Excerpt from a dataset:
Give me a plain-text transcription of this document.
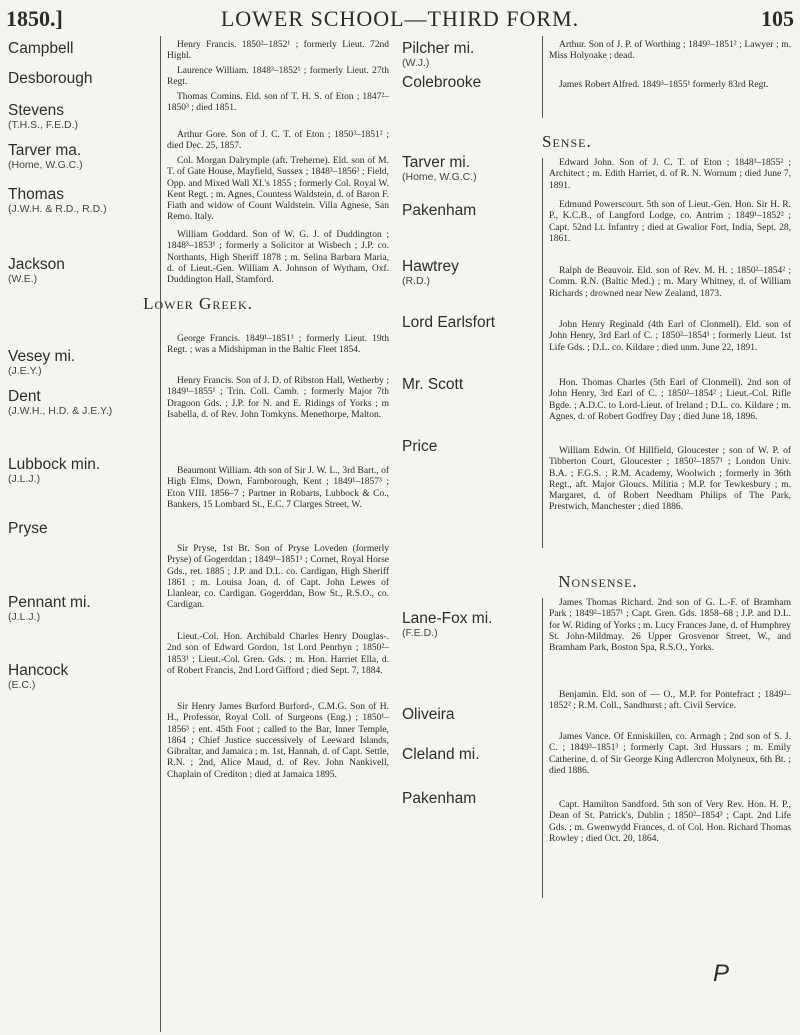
1850.]	LOWER SCHOOL—THIRD FORM.	105
Campbell
Desborough
Stevens
(T.H.S., F.E.D.)
Tarver ma.
(Home, W.G.C.)
Thomas
(J.W.H. & R.D., R.D.)
Jackson
(W.E.)
Vesey mi.
(J.E.Y.)
Dent
(J.W.H., H.D. & J.E.Y.)
Lubbock min.
(J.L.J.)
Pryse
Pennant mi.
(J.L.J.)
Hancock
(E.C.)

Henry Francis. 1850²–1852¹ ; formerly Lieut. 72nd Highl.

Laurence William. 1848³–1852¹ ; formerly Lieut. 27th Regt.

Thomas Comins. Eld. son of T. H. S. of Eton ; 1847²–1850³ ; died 1851.

Arthur Gore. Son of J. C. T. of Eton ; 1850³–1851² ; died Dec. 25, 1857.

Col. Morgan Dalrymple (aft. Treherne). Eld. son of M. T. of Gate House, Mayfield, Sussex ; 1848³–1856³ ; Field, Opp. and Mixed Wall XI.'s 1855 ; formerly Col. Royal W. Kent Regt. ; m. Agnes, Countess Waldstein, d. of Baron F. Fiath and widow of Count Waldstein. Villa Agnese, San Remo. Italy.

William Goddard. Son of W. G. J. of Duddington ; 1848³–1853¹ ; formerly a Solicitor at Wisbech ; J.P. co. Northants, High Sheriff 1878 ; m. Selina Barbara Maria, d. of Lieut.-Gen. William A. Johnson of Wytham, Oxf. Duddington Hall, Stamford.

Lower Greek.

George Francis. 1849¹–1851³ ; formerly Lieut. 19th Regt. ; was a Midshipman in the Baltic Fleet 1854.

Henry Francis. Son of J. D. of Ribston Hall, Wetherby ; 1849¹–1855¹ ; Trin. Coll. Camb. ; formerly Major 7th Dragoon Gds. ; J.P. for N. and E. Ridings of Yorks ; m Isabella, d. of Rev. John Tomkyns. Menethorpe, Malton.

Beaumont William. 4th son of Sir J. W. L., 3rd Bart., of High Elms, Down, Farnborough, Kent ; 1849¹–1857³ ; Eton VIII. 1856–7 ; Partner in Robarts, Lubbock & Co., Bankers, 15 Lombard St., E.C. 7 Clarges Street, W.

Sir Pryse, 1st Bt. Son of Pryse Loveden (formerly Pryse) of Gogerddan ; 1849¹–1851¹ ; Cornet, Royal Horse Gds., ret. 1885 ; J.P. and D.L. co. Cardigan, High Sheriff 1861 ; m. Louisa Joan, d. of Capt. John Lewes of Llanlear, co. Cardigan. Gogerddan, Bow St., R.S.O., co. Cardigan.

Lieut.-Col. Hon. Archibald Charles Henry Douglas-. 2nd son of Edward Gordon, 1st Lord Penrhyn ; 1850²–1853¹ ; Lieut.-Col. Gren. Gds. ; m. Hon. Harriet Ella, d. of Robert Francis, 2nd Lord Gifford ; died Sept. 7, 1884.

Sir Henry James Burford Burford-, C.M.G. Son of H. H., Professor, Royal Coll. of Surgeons (Eng.) ; 1850¹–1856³ ; ent. 45th Foot ; called to the Bar, Inner Temple, 1864 ; Chief Justice successively of Leeward Islands, Gibraltar, and Jamaica ; m. 1st, Hannah, d. of Capt. Settle, R.N. ; 2nd, Alice Maud, d. of Rev. John Nankivell, Chaplain of Crediton ; died at Jamaica 1895.

Pilcher mi.
(W.J.)
Colebrooke
Tarver mi.
(Home, W.G.C.)
Pakenham
Hawtrey
(R.D.)
Lord Earlsfort
Mr. Scott
Price
Lane-Fox mi.
(F.E.D.)
Oliveira
Cleland mi.
Pakenham

Arthur. Son of J. P. of Worthing ; 1849³–1851² ; Lawyer ; m. Miss Holyoake ; dead.

James Robert Alfred. 1849³–1855¹ formerly 83rd Regt.

Sense.

Edward John. Son of J. C. T. of Eton ; 1848³–1855² ; Architect ; m. Edith Harriet, d. of R. N. Wornum ; died June 7, 1891.

Edmund Powerscourt. 5th son of Lieut.-Gen. Hon. Sir H. R. P., K.C.B., of Langford Lodge, co. Antrim ; 1849¹–1852² ; Capt. 52nd Lt. Infantry ; died at Gwalior Fort, India, Sept. 28, 1861.

Ralph de Beauvoir. Eld. son of Rev. M. H. ; 1850²–1854² ; Comm. R.N. (Baltic Med.) ; m. Mary Whitney, d. of William Richards ; drowned near New Zealand, 1873.

John Henry Reginald (4th Earl of Clonmell). Eld. son of John Henry, 3rd Earl of C. ; 1850²–1854¹ ; formerly Lieut. 1st Life Gds. ; D.L. co. Kildare ; died unm. June 22, 1891.

Hon. Thomas Charles (5th Earl of Clonmell). 2nd son of John Henry, 3rd Earl of C. ; 1850²–1854² ; Lieut.-Col. Rifle Bgde. ; A.D.C. to Lord-Lieut. of Ireland ; D.L. co. Kildare ; m. Agnes, d. of Robert Godfrey Day ; died June 18, 1896.

William Edwin. Of Hillfield, Gloucester ; son of W. P. of Tibberton Court, Gloucester ; 1850²–1857¹ ; London Univ. B.A. ; F.G.S. ; R.M. Academy, Woolwich ; formerly in 36th Regt., aft. Major Gloucs. Militia ; M.P. for Tewkesbury ; m. Margaret, d. of Robert Needham Philips of The Park, Prestwich, Manchester ; died 1886.

Nonsense.

James Thomas Richard. 2nd son of G. L.-F. of Bramham Park ; 1849²–1857¹ ; Capt. Gren. Gds. 1858–68 ; J.P. and D.L. for W. Riding of Yorks ; m. Lucy Frances Jane, d. of Humphrey St. John-Mildmay. 26 Upper Grosvenor Street, W., and Bramham Park, Boston Spa, R.S.O., Yorks.

Benjamin. Eld. son of — O., M.P. for Pontefract ; 1849²–1852² ; R.M. Coll., Sandhurst ; aft. Civil Service.

James Vance. Of Enniskillen, co. Armagh ; 2nd son of S. J. C. ; 1849³–1851³ ; formerly Capt. 3rd Hussars ; m. Emily Catherine, d. of Sir George King Adlercron Molyneux, 6th Bt. ; died 1886.

Capt. Hamilton Sandford. 5th son of Very Rev. Hon. H. P., Dean of St. Patrick's, Dublin ; 1850²–1854³ ; Capt. 2nd Life Gds. ; m. Gwenwydd Frances, d. of Col. Hon. Richard Thomas Rowley ; died Oct. 20, 1864.

P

> DESCRIPTION OF THE TASK: Transcribe the records above exactly, omitting every picture they contain.

> PROBLEM SOLUTION:
Give me a plain-text transcription of this document.
1850.]	LOWER SCHOOL—THIRD FORM.	105
Campbell
Desborough
Stevens
(T.H.S., F.E.D.)
Tarver ma.
(Home, W.G.C.)
Thomas
(J.W.H. & R.D., R.D.)
Jackson
(W.E.)
Vesey mi.
(J.E.Y.)
Dent
(J.W.H., H.D. & J.E.Y.)
Lubbock min.
(J.L.J.)
Pryse
Pennant mi.
(J.L.J.)
Hancock
(E.C.)

Henry Francis. 1850²–1852¹ ; formerly Lieut. 72nd Highl.

Laurence William. 1848³–1852¹ ; formerly Lieut. 27th Regt.

Thomas Comins. Eld. son of T. H. S. of Eton ; 1847²–1850³ ; died 1851.

Arthur Gore. Son of J. C. T. of Eton ; 1850³–1851² ; died Dec. 25, 1857.

Col. Morgan Dalrymple (aft. Treherne). Eld. son of M. T. of Gate House, Mayfield, Sussex ; 1848³–1856³ ; Field, Opp. and Mixed Wall XI.'s 1855 ; formerly Col. Royal W. Kent Regt. ; m. Agnes, Countess Waldstein, d. of Baron F. Fiath and widow of Count Waldstein. Villa Agnese, San Remo. Italy.

William Goddard. Son of W. G. J. of Duddington ; 1848³–1853¹ ; formerly a Solicitor at Wisbech ; J.P. co. Northants, High Sheriff 1878 ; m. Selina Barbara Maria, d. of Lieut.-Gen. William A. Johnson of Wytham, Oxf. Duddington Hall, Stamford.

Lower Greek.

George Francis. 1849¹–1851³ ; formerly Lieut. 19th Regt. ; was a Midshipman in the Baltic Fleet 1854.

Henry Francis. Son of J. D. of Ribston Hall, Wetherby ; 1849¹–1855¹ ; Trin. Coll. Camb. ; formerly Major 7th Dragoon Gds. ; J.P. for N. and E. Ridings of Yorks ; m Isabella, d. of Rev. John Tomkyns. Menethorpe, Malton.

Beaumont William. 4th son of Sir J. W. L., 3rd Bart., of High Elms, Down, Farnborough, Kent ; 1849¹–1857³ ; Eton VIII. 1856–7 ; Partner in Robarts, Lubbock & Co., Bankers, 15 Lombard St., E.C. 7 Clarges Street, W.

Sir Pryse, 1st Bt. Son of Pryse Loveden (formerly Pryse) of Gogerddan ; 1849¹–1851¹ ; Cornet, Royal Horse Gds., ret. 1885 ; J.P. and D.L. co. Cardigan, High Sheriff 1861 ; m. Louisa Joan, d. of Capt. John Lewes of Llanlear, co. Cardigan. Gogerddan, Bow St., R.S.O., co. Cardigan.

Lieut.-Col. Hon. Archibald Charles Henry Douglas-. 2nd son of Edward Gordon, 1st Lord Penrhyn ; 1850²–1853¹ ; Lieut.-Col. Gren. Gds. ; m. Hon. Harriet Ella, d. of Robert Francis, 2nd Lord Gifford ; died Sept. 7, 1884.

Sir Henry James Burford Burford-, C.M.G. Son of H. H., Professor, Royal Coll. of Surgeons (Eng.) ; 1850¹–1856³ ; ent. 45th Foot ; called to the Bar, Inner Temple, 1864 ; Chief Justice successively of Leeward Islands, Gibraltar, and Jamaica ; m. 1st, Hannah, d. of Capt. Settle, R.N. ; 2nd, Alice Maud, d. of Rev. John Nankivell, Chaplain of Crediton ; died at Jamaica 1895.

Pilcher mi.
(W.J.)
Colebrooke
Tarver mi.
(Home, W.G.C.)
Pakenham
Hawtrey
(R.D.)
Lord Earlsfort
Mr. Scott
Price
Lane-Fox mi.
(F.E.D.)
Oliveira
Cleland mi.
Pakenham

Arthur. Son of J. P. of Worthing ; 1849³–1851² ; Lawyer ; m. Miss Holyoake ; dead.

James Robert Alfred. 1849³–1855¹ formerly 83rd Regt.

Sense.

Edward John. Son of J. C. T. of Eton ; 1848³–1855² ; Architect ; m. Edith Harriet, d. of R. N. Wornum ; died June 7, 1891.

Edmund Powerscourt. 5th son of Lieut.-Gen. Hon. Sir H. R. P., K.C.B., of Langford Lodge, co. Antrim ; 1849¹–1852² ; Capt. 52nd Lt. Infantry ; died at Gwalior Fort, India, Sept. 28, 1861.

Ralph de Beauvoir. Eld. son of Rev. M. H. ; 1850²–1854² ; Comm. R.N. (Baltic Med.) ; m. Mary Whitney, d. of William Richards ; drowned near New Zealand, 1873.

John Henry Reginald (4th Earl of Clonmell). Eld. son of John Henry, 3rd Earl of C. ; 1850²–1854¹ ; formerly Lieut. 1st Life Gds. ; D.L. co. Kildare ; died unm. June 22, 1891.

Hon. Thomas Charles (5th Earl of Clonmell). 2nd son of John Henry, 3rd Earl of C. ; 1850²–1854² ; Lieut.-Col. Rifle Bgde. ; A.D.C. to Lord-Lieut. of Ireland ; D.L. co. Kildare ; m. Agnes, d. of Robert Godfrey Day ; died June 18, 1896.

William Edwin. Of Hillfield, Gloucester ; son of W. P. of Tibberton Court, Gloucester ; 1850²–1857¹ ; London Univ. B.A. ; F.G.S. ; R.M. Academy, Woolwich ; formerly in 36th Regt., aft. Major Gloucs. Militia ; M.P. for Tewkesbury ; m. Margaret, d. of Robert Needham Philips of The Park, Prestwich, Manchester ; died 1886.

Nonsense.

James Thomas Richard. 2nd son of G. L.-F. of Bramham Park ; 1849²–1857¹ ; Capt. Gren. Gds. 1858–68 ; J.P. and D.L. for W. Riding of Yorks ; m. Lucy Frances Jane, d. of Humphrey St. John-Mildmay. 26 Upper Grosvenor Street, W., and Bramham Park, Boston Spa, R.S.O., Yorks.

Benjamin. Eld. son of — O., M.P. for Pontefract ; 1849²–1852² ; R.M. Coll., Sandhurst ; aft. Civil Service.

James Vance. Of Enniskillen, co. Armagh ; 2nd son of S. J. C. ; 1849³–1851³ ; formerly Capt. 3rd Hussars ; m. Emily Catherine, d. of Sir George King Adlercron Molyneux, 6th Bt. ; died 1886.

Capt. Hamilton Sandford. 5th son of Very Rev. Hon. H. P., Dean of St. Patrick's, Dublin ; 1850²–1854³ ; Capt. 2nd Life Gds. ; m. Gwenwydd Frances, d. of Col. Hon. Richard Thomas Rowley ; died Oct. 20, 1864.

P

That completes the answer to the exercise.